| BRIEF |
Examine the records and identify each line that includes the string "youth". Copy those lines.
## start RECORDS PROVIDED
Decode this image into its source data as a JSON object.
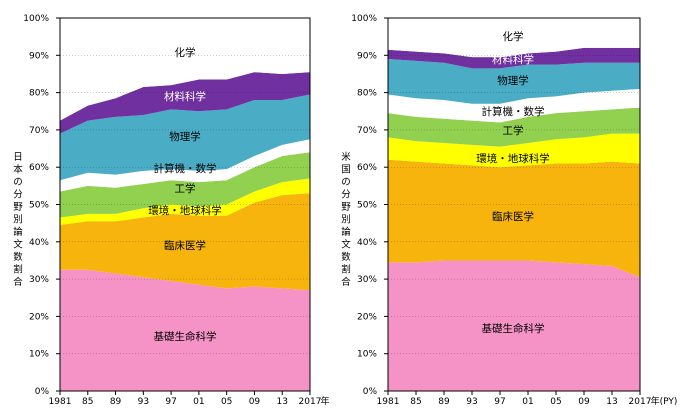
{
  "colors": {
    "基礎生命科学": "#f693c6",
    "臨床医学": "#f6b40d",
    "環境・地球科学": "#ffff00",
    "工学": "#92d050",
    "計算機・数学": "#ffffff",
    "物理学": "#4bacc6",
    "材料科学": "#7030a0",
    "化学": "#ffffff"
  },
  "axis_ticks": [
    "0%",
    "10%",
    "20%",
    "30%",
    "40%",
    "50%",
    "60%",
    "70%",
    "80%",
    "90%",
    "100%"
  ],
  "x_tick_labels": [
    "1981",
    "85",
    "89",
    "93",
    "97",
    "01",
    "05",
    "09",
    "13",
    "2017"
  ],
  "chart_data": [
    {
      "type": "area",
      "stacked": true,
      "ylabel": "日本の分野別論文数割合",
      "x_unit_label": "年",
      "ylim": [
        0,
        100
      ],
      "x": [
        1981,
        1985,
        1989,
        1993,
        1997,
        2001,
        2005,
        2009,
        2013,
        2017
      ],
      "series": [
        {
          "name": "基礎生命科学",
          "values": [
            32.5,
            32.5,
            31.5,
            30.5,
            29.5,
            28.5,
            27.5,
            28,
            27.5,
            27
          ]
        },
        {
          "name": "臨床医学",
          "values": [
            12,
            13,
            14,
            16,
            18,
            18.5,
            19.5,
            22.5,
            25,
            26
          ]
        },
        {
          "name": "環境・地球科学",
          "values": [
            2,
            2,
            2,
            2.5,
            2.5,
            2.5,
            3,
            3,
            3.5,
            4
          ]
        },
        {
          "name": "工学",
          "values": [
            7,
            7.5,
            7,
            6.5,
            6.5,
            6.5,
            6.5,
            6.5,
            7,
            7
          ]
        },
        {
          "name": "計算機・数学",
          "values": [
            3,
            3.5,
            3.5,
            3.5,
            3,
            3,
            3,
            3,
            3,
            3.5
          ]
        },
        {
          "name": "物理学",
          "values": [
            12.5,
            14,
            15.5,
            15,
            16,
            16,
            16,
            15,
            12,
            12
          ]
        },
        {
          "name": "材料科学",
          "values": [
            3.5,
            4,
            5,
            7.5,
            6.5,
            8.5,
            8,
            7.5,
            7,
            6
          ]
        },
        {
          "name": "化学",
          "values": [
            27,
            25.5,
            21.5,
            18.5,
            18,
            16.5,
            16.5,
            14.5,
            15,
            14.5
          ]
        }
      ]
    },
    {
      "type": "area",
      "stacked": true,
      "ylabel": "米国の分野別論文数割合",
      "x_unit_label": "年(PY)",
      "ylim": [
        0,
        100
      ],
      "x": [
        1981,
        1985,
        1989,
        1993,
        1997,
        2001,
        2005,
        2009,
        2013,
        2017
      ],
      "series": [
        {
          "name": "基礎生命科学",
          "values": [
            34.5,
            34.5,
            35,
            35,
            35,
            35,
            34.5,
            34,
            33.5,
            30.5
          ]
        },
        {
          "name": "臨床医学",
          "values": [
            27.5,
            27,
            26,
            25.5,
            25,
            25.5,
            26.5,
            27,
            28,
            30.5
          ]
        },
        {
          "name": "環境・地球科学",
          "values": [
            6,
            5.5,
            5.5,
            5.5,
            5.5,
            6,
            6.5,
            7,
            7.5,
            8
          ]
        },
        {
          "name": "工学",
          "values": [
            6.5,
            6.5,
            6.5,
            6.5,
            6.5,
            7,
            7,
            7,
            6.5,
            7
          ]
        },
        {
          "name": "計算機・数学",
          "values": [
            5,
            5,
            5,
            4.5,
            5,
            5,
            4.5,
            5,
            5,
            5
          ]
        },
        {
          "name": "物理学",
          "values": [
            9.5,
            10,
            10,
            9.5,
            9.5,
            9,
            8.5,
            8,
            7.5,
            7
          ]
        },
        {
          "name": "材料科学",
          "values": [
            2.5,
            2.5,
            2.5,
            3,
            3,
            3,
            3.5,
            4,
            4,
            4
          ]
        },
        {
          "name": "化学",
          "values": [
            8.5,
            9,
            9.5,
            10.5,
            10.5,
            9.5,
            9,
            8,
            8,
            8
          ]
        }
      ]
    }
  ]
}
## end RECORDS PROVIDED
## start RECORDS PROVIDED
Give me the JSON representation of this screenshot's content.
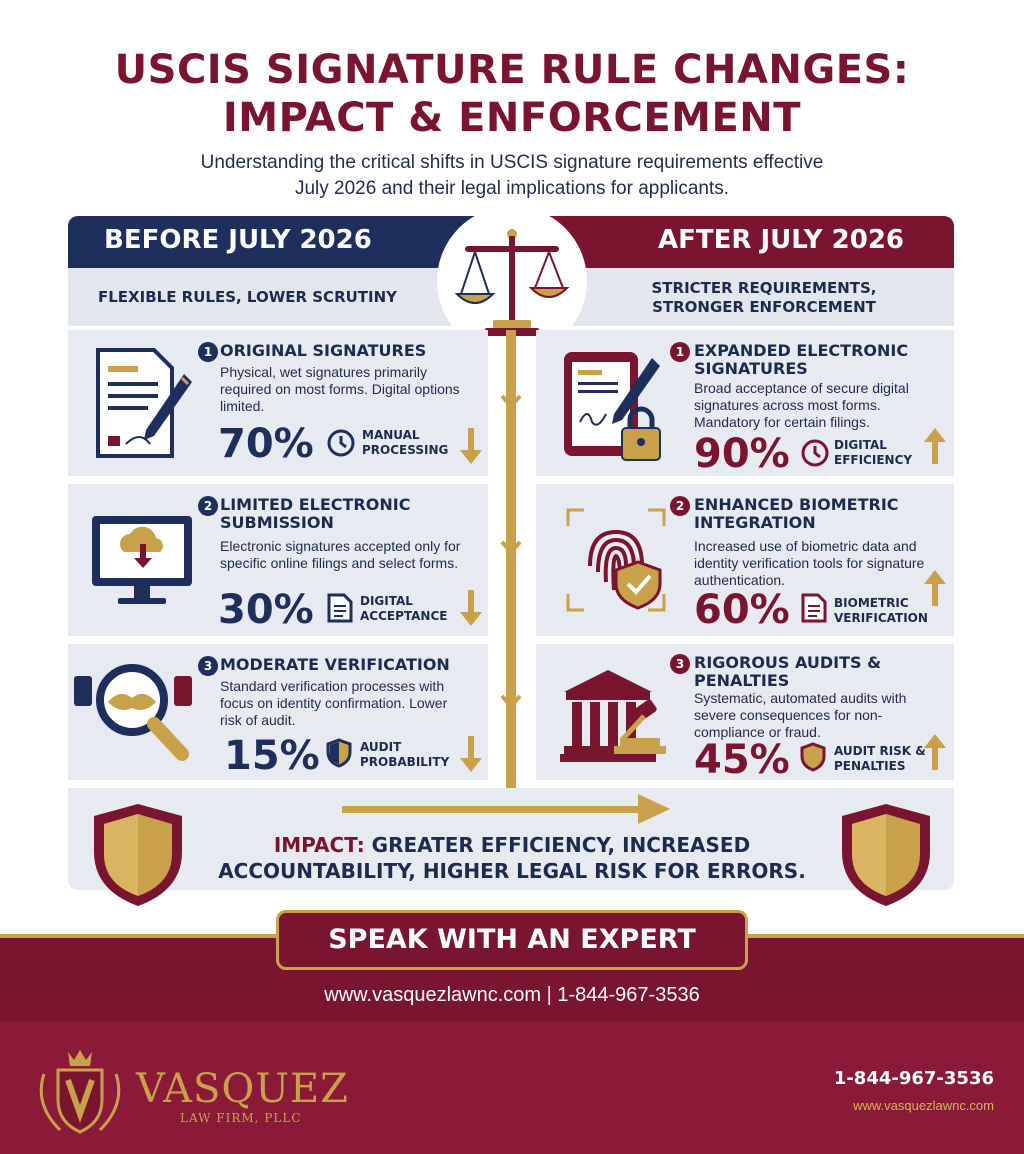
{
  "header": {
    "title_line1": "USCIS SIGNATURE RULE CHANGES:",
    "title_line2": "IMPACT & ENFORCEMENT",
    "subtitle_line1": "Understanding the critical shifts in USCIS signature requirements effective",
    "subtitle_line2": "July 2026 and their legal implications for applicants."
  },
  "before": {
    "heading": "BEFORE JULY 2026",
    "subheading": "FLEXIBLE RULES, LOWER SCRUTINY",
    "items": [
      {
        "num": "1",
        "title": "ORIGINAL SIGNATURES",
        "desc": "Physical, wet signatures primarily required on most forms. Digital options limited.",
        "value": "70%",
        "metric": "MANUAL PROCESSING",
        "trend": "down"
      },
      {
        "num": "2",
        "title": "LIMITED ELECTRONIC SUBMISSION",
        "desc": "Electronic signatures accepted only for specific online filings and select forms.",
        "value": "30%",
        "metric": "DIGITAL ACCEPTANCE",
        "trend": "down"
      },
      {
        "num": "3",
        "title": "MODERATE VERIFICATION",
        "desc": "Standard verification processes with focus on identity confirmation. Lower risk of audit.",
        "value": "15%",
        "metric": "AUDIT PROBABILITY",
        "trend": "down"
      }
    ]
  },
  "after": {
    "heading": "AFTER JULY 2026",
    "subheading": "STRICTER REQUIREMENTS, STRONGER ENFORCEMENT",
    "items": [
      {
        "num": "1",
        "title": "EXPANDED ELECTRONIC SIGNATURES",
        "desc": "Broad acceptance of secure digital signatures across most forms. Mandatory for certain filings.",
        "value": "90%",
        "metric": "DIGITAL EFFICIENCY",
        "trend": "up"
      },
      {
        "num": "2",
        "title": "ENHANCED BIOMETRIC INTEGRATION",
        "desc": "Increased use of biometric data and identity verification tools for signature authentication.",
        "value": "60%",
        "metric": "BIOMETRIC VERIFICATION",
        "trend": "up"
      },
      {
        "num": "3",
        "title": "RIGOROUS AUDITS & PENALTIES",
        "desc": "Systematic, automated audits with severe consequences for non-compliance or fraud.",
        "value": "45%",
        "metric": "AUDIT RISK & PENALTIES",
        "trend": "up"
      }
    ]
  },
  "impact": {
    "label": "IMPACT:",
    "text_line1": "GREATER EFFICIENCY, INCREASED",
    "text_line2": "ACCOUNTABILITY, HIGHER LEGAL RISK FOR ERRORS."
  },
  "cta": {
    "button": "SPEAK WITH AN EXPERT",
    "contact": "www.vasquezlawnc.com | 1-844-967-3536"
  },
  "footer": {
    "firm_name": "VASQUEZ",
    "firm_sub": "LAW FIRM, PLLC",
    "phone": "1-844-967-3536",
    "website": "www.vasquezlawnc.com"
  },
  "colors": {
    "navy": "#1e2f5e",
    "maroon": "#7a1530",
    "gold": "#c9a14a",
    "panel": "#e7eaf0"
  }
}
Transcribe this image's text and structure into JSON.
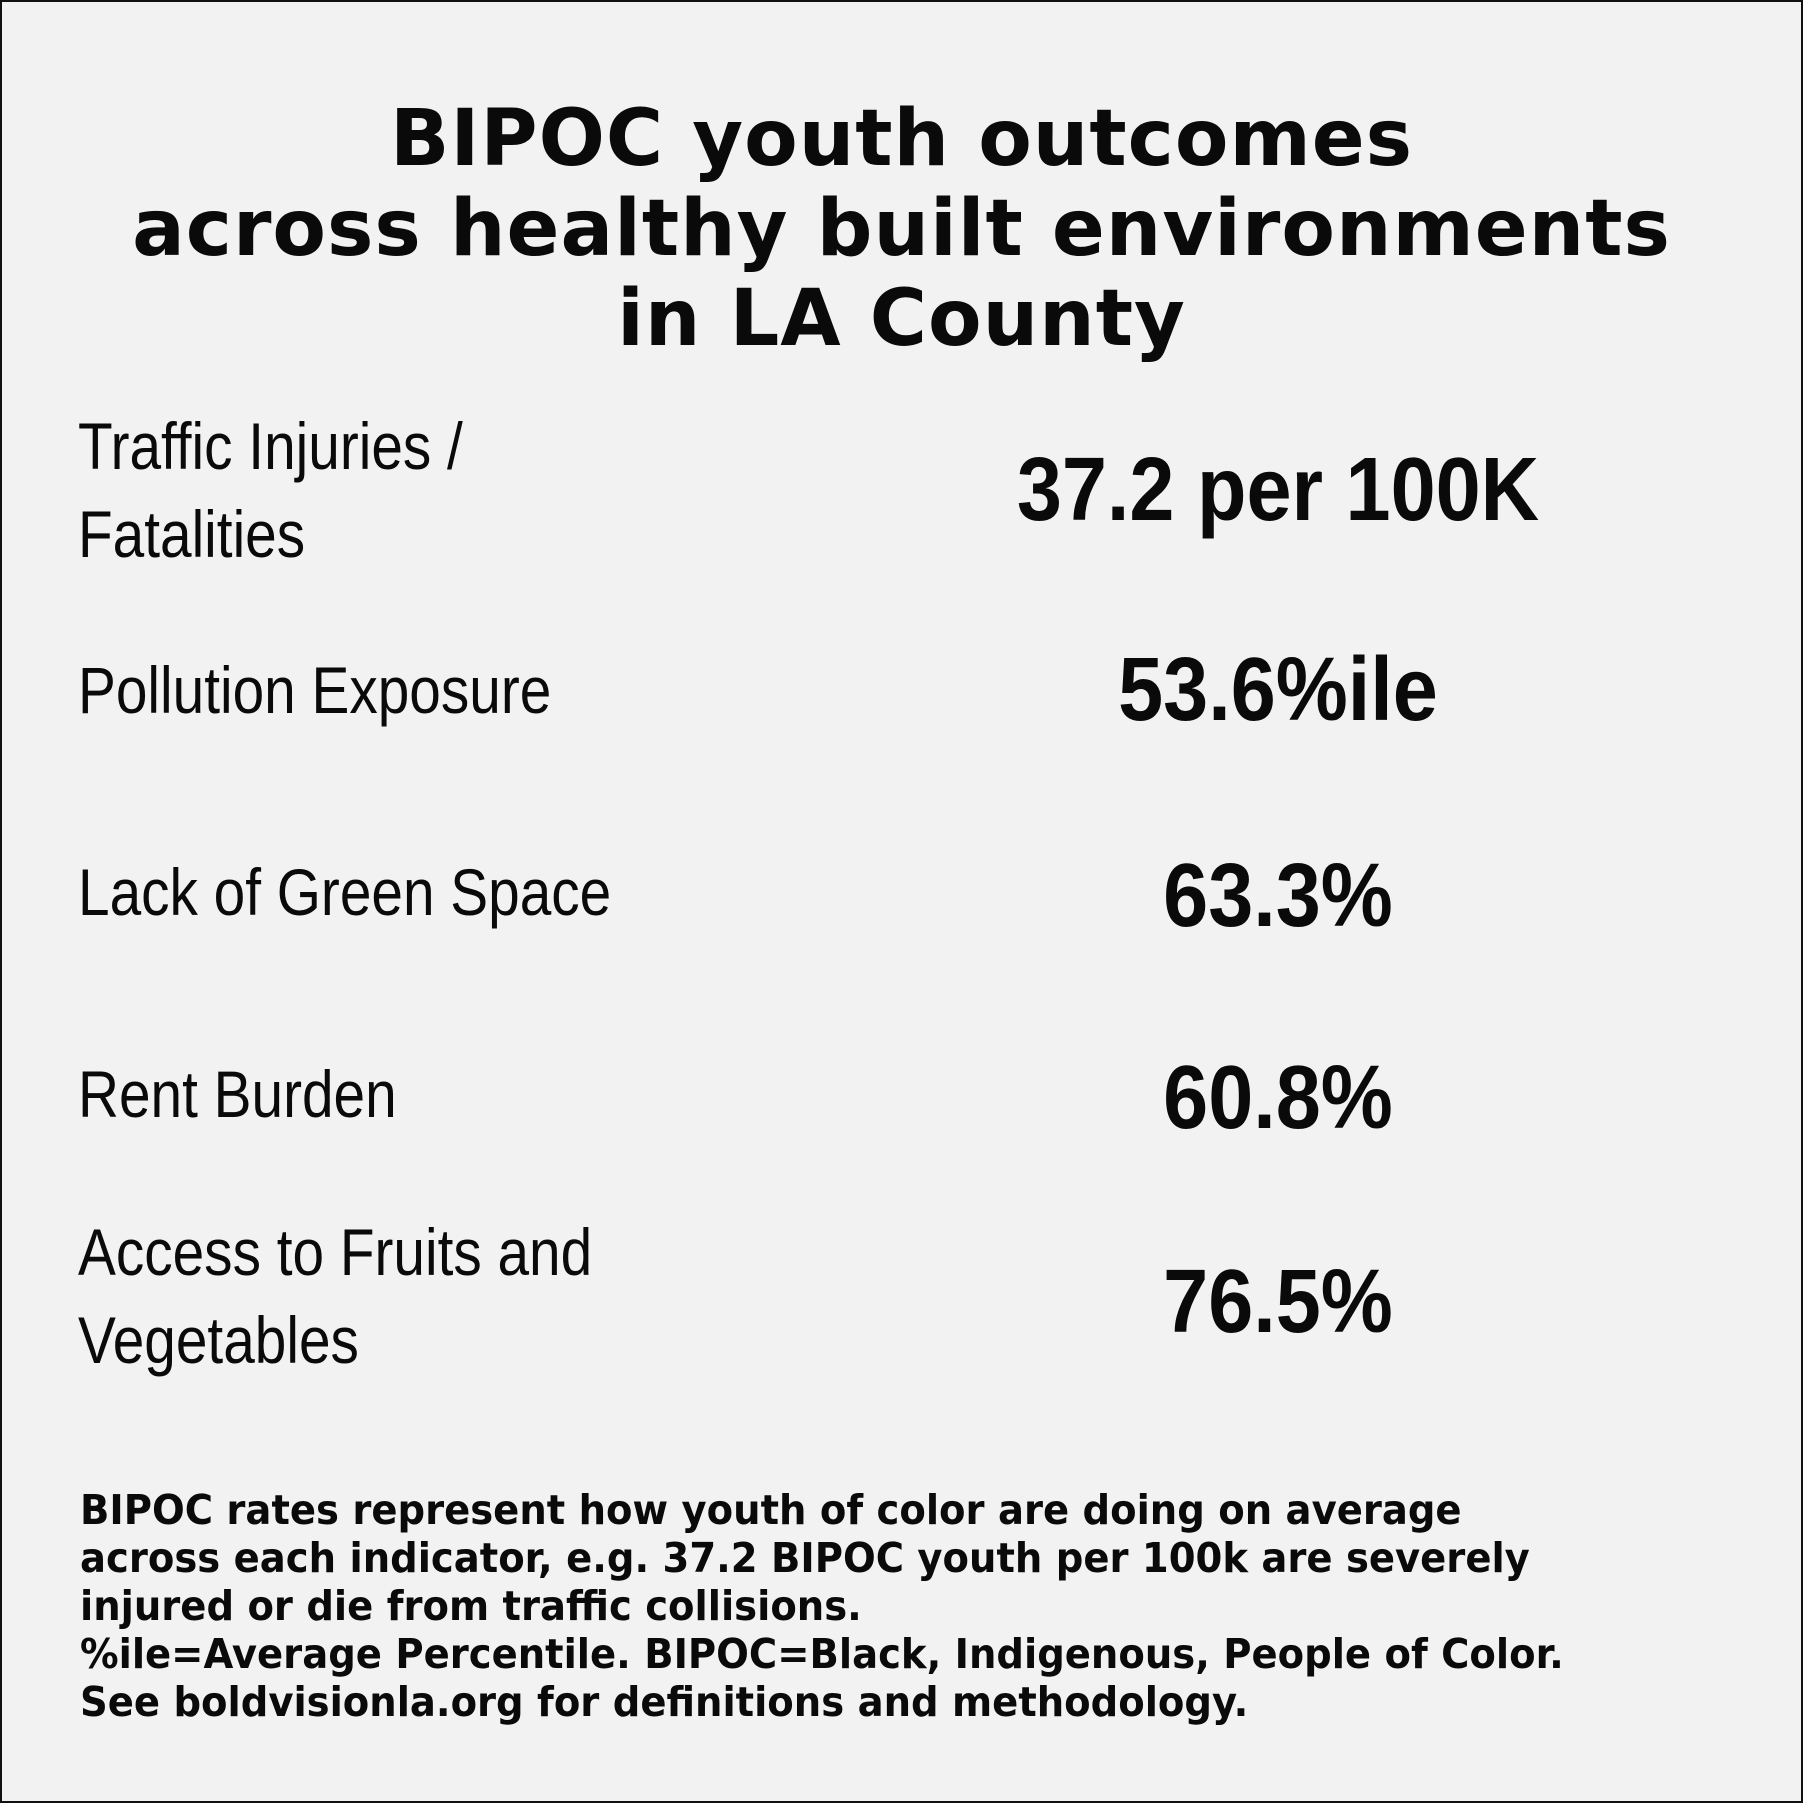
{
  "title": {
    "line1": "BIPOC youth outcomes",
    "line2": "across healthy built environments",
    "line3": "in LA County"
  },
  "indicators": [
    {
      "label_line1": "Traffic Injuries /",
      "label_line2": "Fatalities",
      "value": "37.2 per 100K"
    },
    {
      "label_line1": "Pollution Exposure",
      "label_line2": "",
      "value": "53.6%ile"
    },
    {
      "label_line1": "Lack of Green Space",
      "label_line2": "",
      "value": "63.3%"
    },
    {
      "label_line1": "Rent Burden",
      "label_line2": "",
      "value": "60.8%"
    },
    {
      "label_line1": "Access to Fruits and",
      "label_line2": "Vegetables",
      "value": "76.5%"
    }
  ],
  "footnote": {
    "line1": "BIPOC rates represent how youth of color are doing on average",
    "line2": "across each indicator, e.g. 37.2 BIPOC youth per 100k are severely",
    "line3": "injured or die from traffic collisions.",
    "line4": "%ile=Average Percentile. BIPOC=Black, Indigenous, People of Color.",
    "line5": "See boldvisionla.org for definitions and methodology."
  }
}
## end RECORDS PROVIDED
| PROBLEM SOLUTION |
    "line1": "BIPOC youth outcomes",
    "line1": "BIPOC rates represent how youth of color are doing on average",
    "line2": "across each indicator, e.g. 37.2 BIPOC youth per 100k are severely",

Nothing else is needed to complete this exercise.